* _EXERCISE REQUIREMENTS_:
The data below needs to be returned exactly, line for line.

==*==

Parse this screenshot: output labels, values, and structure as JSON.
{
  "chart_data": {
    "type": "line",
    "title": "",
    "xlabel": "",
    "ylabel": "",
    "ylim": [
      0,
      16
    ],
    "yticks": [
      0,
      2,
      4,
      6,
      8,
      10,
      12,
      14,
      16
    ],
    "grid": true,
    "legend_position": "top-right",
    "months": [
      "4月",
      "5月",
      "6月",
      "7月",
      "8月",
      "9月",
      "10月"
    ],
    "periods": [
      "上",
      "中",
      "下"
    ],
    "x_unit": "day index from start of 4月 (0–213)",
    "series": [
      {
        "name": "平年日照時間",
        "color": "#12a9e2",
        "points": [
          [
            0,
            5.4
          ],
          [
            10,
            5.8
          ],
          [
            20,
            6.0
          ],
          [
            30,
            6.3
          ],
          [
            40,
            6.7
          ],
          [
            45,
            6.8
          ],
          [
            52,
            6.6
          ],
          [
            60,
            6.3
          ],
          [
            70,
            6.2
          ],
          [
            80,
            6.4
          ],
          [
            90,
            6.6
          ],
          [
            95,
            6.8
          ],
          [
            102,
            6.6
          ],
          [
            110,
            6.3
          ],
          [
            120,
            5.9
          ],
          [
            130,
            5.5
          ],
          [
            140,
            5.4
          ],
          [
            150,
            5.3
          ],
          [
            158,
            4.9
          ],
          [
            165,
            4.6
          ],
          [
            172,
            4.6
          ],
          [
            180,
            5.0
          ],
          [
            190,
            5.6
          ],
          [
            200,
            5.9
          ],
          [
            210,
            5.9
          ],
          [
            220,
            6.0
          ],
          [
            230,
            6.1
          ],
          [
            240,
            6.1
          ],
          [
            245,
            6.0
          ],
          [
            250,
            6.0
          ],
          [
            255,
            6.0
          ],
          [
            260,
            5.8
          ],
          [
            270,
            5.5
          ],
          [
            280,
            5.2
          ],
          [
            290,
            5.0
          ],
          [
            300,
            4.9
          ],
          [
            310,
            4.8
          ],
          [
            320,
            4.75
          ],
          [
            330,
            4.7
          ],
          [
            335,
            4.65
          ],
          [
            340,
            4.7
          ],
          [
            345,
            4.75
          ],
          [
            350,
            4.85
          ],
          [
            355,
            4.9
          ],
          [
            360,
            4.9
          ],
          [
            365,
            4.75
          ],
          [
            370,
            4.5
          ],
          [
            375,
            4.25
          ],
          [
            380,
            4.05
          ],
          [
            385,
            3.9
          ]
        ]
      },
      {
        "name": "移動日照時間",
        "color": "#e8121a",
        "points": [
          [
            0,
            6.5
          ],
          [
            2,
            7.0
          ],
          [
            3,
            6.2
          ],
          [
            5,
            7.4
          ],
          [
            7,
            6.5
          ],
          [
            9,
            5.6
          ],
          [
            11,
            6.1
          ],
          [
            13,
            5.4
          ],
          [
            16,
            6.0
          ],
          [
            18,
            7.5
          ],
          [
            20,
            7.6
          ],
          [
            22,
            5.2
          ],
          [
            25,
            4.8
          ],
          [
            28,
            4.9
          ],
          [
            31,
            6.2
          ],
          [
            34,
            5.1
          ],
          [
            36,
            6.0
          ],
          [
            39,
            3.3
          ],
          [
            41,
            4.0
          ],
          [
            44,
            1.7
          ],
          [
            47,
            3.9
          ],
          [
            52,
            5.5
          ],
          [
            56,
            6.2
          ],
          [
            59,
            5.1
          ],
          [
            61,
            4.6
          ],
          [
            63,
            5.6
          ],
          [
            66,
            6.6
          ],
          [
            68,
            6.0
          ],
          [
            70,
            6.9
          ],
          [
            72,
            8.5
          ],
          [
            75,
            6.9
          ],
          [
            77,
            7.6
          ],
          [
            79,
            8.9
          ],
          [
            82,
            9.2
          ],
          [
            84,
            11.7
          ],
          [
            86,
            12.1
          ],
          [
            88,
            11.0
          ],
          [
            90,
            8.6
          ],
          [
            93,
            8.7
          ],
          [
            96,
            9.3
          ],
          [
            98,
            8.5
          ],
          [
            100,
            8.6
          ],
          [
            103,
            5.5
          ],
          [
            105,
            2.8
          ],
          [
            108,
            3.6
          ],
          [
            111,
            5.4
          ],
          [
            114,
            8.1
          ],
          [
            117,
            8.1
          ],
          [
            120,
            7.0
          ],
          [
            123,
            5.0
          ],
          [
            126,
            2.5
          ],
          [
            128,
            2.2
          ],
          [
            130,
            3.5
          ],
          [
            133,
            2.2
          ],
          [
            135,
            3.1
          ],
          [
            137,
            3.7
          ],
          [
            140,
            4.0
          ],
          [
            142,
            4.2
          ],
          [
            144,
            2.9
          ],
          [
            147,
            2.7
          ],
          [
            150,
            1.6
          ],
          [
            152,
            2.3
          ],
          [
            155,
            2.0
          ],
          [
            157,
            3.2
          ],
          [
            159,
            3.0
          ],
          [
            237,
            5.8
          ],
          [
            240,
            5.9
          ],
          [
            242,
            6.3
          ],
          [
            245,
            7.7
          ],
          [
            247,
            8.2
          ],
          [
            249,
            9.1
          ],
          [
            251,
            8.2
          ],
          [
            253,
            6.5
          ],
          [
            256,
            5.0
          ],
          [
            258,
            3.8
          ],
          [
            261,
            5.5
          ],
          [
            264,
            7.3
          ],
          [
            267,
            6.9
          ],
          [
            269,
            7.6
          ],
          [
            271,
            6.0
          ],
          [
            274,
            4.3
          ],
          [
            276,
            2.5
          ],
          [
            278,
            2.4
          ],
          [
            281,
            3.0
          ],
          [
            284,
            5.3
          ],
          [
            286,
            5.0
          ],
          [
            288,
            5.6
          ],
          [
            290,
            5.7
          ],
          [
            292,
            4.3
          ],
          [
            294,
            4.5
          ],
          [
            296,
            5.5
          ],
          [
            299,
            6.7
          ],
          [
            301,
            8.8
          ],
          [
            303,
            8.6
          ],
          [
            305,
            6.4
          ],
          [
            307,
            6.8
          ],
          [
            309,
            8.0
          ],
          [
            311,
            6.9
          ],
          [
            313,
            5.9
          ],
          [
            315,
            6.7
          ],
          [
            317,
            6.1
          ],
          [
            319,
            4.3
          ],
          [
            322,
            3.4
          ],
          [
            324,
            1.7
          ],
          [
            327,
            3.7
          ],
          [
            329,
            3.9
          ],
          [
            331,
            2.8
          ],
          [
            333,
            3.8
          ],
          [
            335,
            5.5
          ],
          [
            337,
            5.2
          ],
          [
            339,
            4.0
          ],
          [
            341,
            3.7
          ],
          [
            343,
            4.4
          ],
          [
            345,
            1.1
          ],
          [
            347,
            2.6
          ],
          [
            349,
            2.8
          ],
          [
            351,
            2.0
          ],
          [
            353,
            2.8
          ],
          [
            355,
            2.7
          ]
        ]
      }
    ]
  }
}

==*==

* _OUTPUT_:
Parse this screenshot: output labels, values, and structure as JSON.
{
  "chart_data": {
    "type": "line",
    "title": "",
    "xlabel": "",
    "ylabel": "",
    "ylim": [
      0,
      16
    ],
    "yticks": [
      0,
      2,
      4,
      6,
      8,
      10,
      12,
      14,
      16
    ],
    "grid": true,
    "legend_position": "top-right",
    "months": [
      "4月",
      "5月",
      "6月",
      "7月",
      "8月",
      "9月",
      "10月"
    ],
    "periods": [
      "上",
      "中",
      "下"
    ],
    "x_unit": "day index from start of 4月 (0–213)",
    "series": [
      {
        "name": "平年日照時間",
        "color": "#12a9e2",
        "points": [
          [
            0,
            5.4
          ],
          [
            10,
            5.8
          ],
          [
            20,
            6.0
          ],
          [
            30,
            6.3
          ],
          [
            40,
            6.7
          ],
          [
            45,
            6.8
          ],
          [
            52,
            6.6
          ],
          [
            60,
            6.3
          ],
          [
            70,
            6.2
          ],
          [
            80,
            6.4
          ],
          [
            90,
            6.6
          ],
          [
            95,
            6.8
          ],
          [
            102,
            6.6
          ],
          [
            110,
            6.3
          ],
          [
            120,
            5.9
          ],
          [
            130,
            5.5
          ],
          [
            140,
            5.4
          ],
          [
            150,
            5.3
          ],
          [
            158,
            4.9
          ],
          [
            165,
            4.6
          ],
          [
            172,
            4.6
          ],
          [
            180,
            5.0
          ],
          [
            190,
            5.6
          ],
          [
            200,
            5.9
          ],
          [
            210,
            5.9
          ],
          [
            220,
            6.0
          ],
          [
            230,
            6.1
          ],
          [
            240,
            6.1
          ],
          [
            245,
            6.0
          ],
          [
            250,
            6.0
          ],
          [
            255,
            6.0
          ],
          [
            260,
            5.8
          ],
          [
            270,
            5.5
          ],
          [
            280,
            5.2
          ],
          [
            290,
            5.0
          ],
          [
            300,
            4.9
          ],
          [
            310,
            4.8
          ],
          [
            320,
            4.75
          ],
          [
            330,
            4.7
          ],
          [
            335,
            4.65
          ],
          [
            340,
            4.7
          ],
          [
            345,
            4.75
          ],
          [
            350,
            4.85
          ],
          [
            355,
            4.9
          ],
          [
            360,
            4.9
          ],
          [
            365,
            4.75
          ],
          [
            370,
            4.5
          ],
          [
            375,
            4.25
          ],
          [
            380,
            4.05
          ],
          [
            385,
            3.9
          ]
        ]
      },
      {
        "name": "移動日照時間",
        "color": "#e8121a",
        "points": [
          [
            0,
            6.5
          ],
          [
            2,
            7.0
          ],
          [
            3,
            6.2
          ],
          [
            5,
            7.4
          ],
          [
            7,
            6.5
          ],
          [
            9,
            5.6
          ],
          [
            11,
            6.1
          ],
          [
            13,
            5.4
          ],
          [
            16,
            6.0
          ],
          [
            18,
            7.5
          ],
          [
            20,
            7.6
          ],
          [
            22,
            5.2
          ],
          [
            25,
            4.8
          ],
          [
            28,
            4.9
          ],
          [
            31,
            6.2
          ],
          [
            34,
            5.1
          ],
          [
            36,
            6.0
          ],
          [
            39,
            3.3
          ],
          [
            41,
            4.0
          ],
          [
            44,
            1.7
          ],
          [
            47,
            3.9
          ],
          [
            52,
            5.5
          ],
          [
            56,
            6.2
          ],
          [
            59,
            5.1
          ],
          [
            61,
            4.6
          ],
          [
            63,
            5.6
          ],
          [
            66,
            6.6
          ],
          [
            68,
            6.0
          ],
          [
            70,
            6.9
          ],
          [
            72,
            8.5
          ],
          [
            75,
            6.9
          ],
          [
            77,
            7.6
          ],
          [
            79,
            8.9
          ],
          [
            82,
            9.2
          ],
          [
            84,
            11.7
          ],
          [
            86,
            12.1
          ],
          [
            88,
            11.0
          ],
          [
            90,
            8.6
          ],
          [
            93,
            8.7
          ],
          [
            96,
            9.3
          ],
          [
            98,
            8.5
          ],
          [
            100,
            8.6
          ],
          [
            103,
            5.5
          ],
          [
            105,
            2.8
          ],
          [
            108,
            3.6
          ],
          [
            111,
            5.4
          ],
          [
            114,
            8.1
          ],
          [
            117,
            8.1
          ],
          [
            120,
            7.0
          ],
          [
            123,
            5.0
          ],
          [
            126,
            2.5
          ],
          [
            128,
            2.2
          ],
          [
            130,
            3.5
          ],
          [
            133,
            2.2
          ],
          [
            135,
            3.1
          ],
          [
            137,
            3.7
          ],
          [
            140,
            4.0
          ],
          [
            142,
            4.2
          ],
          [
            144,
            2.9
          ],
          [
            147,
            2.7
          ],
          [
            150,
            1.6
          ],
          [
            152,
            2.3
          ],
          [
            155,
            2.0
          ],
          [
            157,
            3.2
          ],
          [
            159,
            3.0
          ],
          [
            237,
            5.8
          ],
          [
            240,
            5.9
          ],
          [
            242,
            6.3
          ],
          [
            245,
            7.7
          ],
          [
            247,
            8.2
          ],
          [
            249,
            9.1
          ],
          [
            251,
            8.2
          ],
          [
            253,
            6.5
          ],
          [
            256,
            5.0
          ],
          [
            258,
            3.8
          ],
          [
            261,
            5.5
          ],
          [
            264,
            7.3
          ],
          [
            267,
            6.9
          ],
          [
            269,
            7.6
          ],
          [
            271,
            6.0
          ],
          [
            274,
            4.3
          ],
          [
            276,
            2.5
          ],
          [
            278,
            2.4
          ],
          [
            281,
            3.0
          ],
          [
            284,
            5.3
          ],
          [
            286,
            5.0
          ],
          [
            288,
            5.6
          ],
          [
            290,
            5.7
          ],
          [
            292,
            4.3
          ],
          [
            294,
            4.5
          ],
          [
            296,
            5.5
          ],
          [
            299,
            6.7
          ],
          [
            301,
            8.8
          ],
          [
            303,
            8.6
          ],
          [
            305,
            6.4
          ],
          [
            307,
            6.8
          ],
          [
            309,
            8.0
          ],
          [
            311,
            6.9
          ],
          [
            313,
            5.9
          ],
          [
            315,
            6.7
          ],
          [
            317,
            6.1
          ],
          [
            319,
            4.3
          ],
          [
            322,
            3.4
          ],
          [
            324,
            1.7
          ],
          [
            327,
            3.7
          ],
          [
            329,
            3.9
          ],
          [
            331,
            2.8
          ],
          [
            333,
            3.8
          ],
          [
            335,
            5.5
          ],
          [
            337,
            5.2
          ],
          [
            339,
            4.0
          ],
          [
            341,
            3.7
          ],
          [
            343,
            4.4
          ],
          [
            345,
            1.1
          ],
          [
            347,
            2.6
          ],
          [
            349,
            2.8
          ],
          [
            351,
            2.0
          ],
          [
            353,
            2.8
          ],
          [
            355,
            2.7
          ]
        ]
      }
    ]
  }
}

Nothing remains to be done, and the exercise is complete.